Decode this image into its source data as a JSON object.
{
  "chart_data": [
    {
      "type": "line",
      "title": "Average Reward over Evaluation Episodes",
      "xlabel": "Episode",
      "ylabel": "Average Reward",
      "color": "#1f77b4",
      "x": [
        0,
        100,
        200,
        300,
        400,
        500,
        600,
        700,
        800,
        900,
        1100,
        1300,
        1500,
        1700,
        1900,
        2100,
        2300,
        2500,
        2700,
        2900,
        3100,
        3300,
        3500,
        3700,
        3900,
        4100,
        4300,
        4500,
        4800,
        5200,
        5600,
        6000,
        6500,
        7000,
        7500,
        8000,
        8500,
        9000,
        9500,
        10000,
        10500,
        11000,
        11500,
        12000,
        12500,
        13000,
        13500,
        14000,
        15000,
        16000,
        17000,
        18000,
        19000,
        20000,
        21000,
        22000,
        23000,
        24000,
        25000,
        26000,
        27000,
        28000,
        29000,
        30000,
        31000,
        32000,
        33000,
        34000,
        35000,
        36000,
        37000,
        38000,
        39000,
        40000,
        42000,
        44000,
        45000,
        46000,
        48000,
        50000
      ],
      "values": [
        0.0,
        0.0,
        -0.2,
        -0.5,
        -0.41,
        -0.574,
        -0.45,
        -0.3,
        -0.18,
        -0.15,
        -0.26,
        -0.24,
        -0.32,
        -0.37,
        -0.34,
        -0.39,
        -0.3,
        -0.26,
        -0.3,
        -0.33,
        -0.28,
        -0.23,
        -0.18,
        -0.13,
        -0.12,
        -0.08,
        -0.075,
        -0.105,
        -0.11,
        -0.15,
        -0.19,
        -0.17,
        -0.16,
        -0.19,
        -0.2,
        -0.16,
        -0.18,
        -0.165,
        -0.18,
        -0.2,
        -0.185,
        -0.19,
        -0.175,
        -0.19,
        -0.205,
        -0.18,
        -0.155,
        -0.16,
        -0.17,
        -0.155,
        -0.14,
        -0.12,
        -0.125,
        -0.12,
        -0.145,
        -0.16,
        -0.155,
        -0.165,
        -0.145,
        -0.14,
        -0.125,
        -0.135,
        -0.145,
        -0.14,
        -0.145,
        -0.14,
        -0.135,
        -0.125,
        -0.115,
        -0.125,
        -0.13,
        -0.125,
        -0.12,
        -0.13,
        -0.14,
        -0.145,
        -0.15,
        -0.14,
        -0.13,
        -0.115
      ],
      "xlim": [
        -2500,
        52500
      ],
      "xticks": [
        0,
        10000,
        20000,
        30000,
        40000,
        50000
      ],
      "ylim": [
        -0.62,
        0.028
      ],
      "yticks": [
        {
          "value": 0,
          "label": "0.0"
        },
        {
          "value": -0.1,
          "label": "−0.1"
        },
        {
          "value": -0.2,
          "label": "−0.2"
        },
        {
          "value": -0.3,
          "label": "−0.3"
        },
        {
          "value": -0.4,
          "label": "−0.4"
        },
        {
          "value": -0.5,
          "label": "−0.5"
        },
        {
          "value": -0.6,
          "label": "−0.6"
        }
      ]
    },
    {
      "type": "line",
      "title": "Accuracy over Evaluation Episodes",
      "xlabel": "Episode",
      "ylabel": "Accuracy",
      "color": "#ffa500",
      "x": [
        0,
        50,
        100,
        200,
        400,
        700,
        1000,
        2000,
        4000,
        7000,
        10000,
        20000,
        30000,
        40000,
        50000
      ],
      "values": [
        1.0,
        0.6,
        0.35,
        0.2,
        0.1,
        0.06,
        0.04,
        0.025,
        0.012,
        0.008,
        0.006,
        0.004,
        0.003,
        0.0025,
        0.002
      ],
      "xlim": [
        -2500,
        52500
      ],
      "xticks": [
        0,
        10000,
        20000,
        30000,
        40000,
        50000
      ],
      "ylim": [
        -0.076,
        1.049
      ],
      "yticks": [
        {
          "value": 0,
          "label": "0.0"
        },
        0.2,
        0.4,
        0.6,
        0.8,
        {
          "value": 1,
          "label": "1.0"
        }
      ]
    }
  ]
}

The task: Among the lines of the material, find those that hold the word "Evaluation" and copy them.

Exercise output:
      "title": "Average Reward over Evaluation Episodes",
      "title": "Accuracy over Evaluation Episodes",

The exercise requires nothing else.